▸ Short problem:
Leave out the pictures; transcribe all else exactly.

▸ Exercise material:
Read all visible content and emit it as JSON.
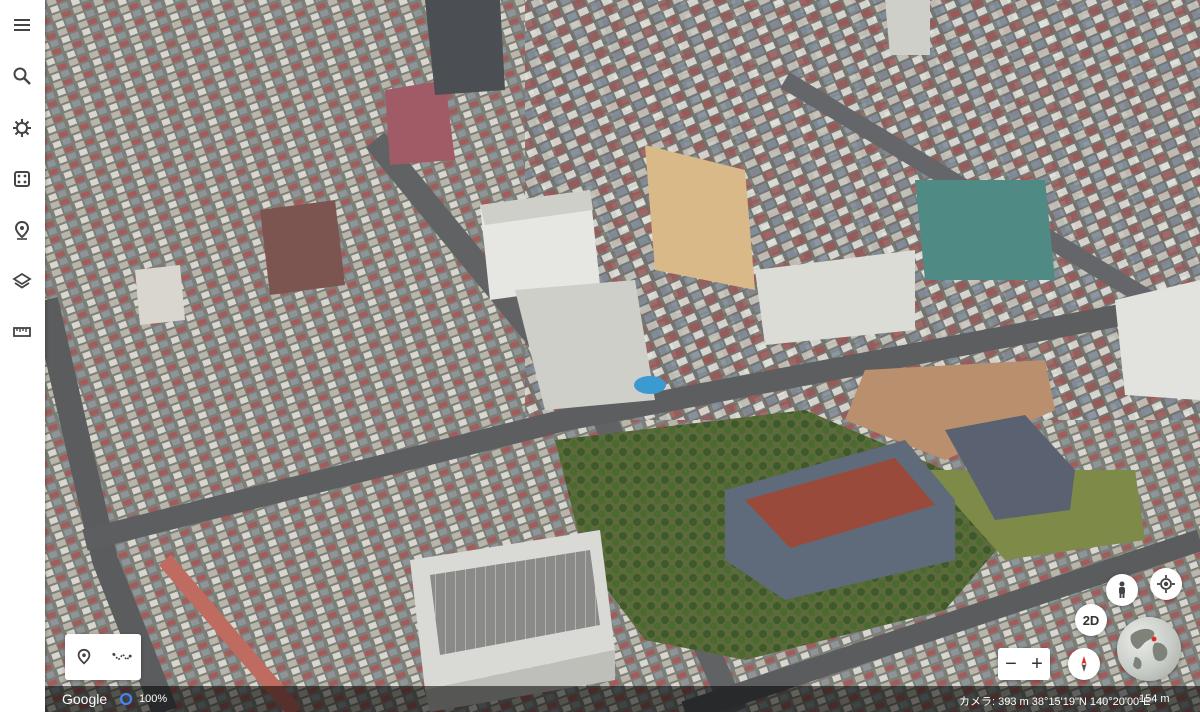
{
  "sidebar": {
    "items": [
      {
        "name": "menu",
        "icon": "menu-icon"
      },
      {
        "name": "search",
        "icon": "search-icon"
      },
      {
        "name": "voyager",
        "icon": "voyager-helm-icon"
      },
      {
        "name": "feeling-lucky",
        "icon": "dice-icon"
      },
      {
        "name": "projects",
        "icon": "map-pin-icon"
      },
      {
        "name": "map-style",
        "icon": "layers-icon"
      },
      {
        "name": "measure",
        "icon": "ruler-icon"
      }
    ]
  },
  "tools": {
    "placemark_icon": "map-pin-icon",
    "path_icon": "path-line-icon"
  },
  "controls": {
    "pegman_icon": "pegman-icon",
    "location_icon": "my-location-icon",
    "view_mode_label": "2D",
    "zoom_out_label": "−",
    "zoom_in_label": "+",
    "compass_icon": "compass-icon",
    "globe_icon": "globe-icon"
  },
  "status": {
    "brand": "Google",
    "progress_label": "100%",
    "progress": 1.0,
    "camera": "カメラ: 393 m 38°15'19\"N 140°20'00\"E",
    "scale": "154 m"
  },
  "colors": {
    "accent": "#4285f4",
    "compass_red": "#d93025"
  }
}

▸ Final result:
Read all visible content and emit it as JSON.
{
  "sidebar": {
    "items": [
      {
        "name": "menu",
        "icon": "menu-icon"
      },
      {
        "name": "search",
        "icon": "search-icon"
      },
      {
        "name": "voyager",
        "icon": "voyager-helm-icon"
      },
      {
        "name": "feeling-lucky",
        "icon": "dice-icon"
      },
      {
        "name": "projects",
        "icon": "map-pin-icon"
      },
      {
        "name": "map-style",
        "icon": "layers-icon"
      },
      {
        "name": "measure",
        "icon": "ruler-icon"
      }
    ]
  },
  "tools": {
    "placemark_icon": "map-pin-icon",
    "path_icon": "path-line-icon"
  },
  "controls": {
    "pegman_icon": "pegman-icon",
    "location_icon": "my-location-icon",
    "view_mode_label": "2D",
    "zoom_out_label": "−",
    "zoom_in_label": "+",
    "compass_icon": "compass-icon",
    "globe_icon": "globe-icon"
  },
  "status": {
    "brand": "Google",
    "progress_label": "100%",
    "progress": 1.0,
    "camera": "カメラ: 393 m 38°15'19\"N 140°20'00\"E",
    "scale": "154 m"
  },
  "colors": {
    "accent": "#4285f4",
    "compass_red": "#d93025"
  }
}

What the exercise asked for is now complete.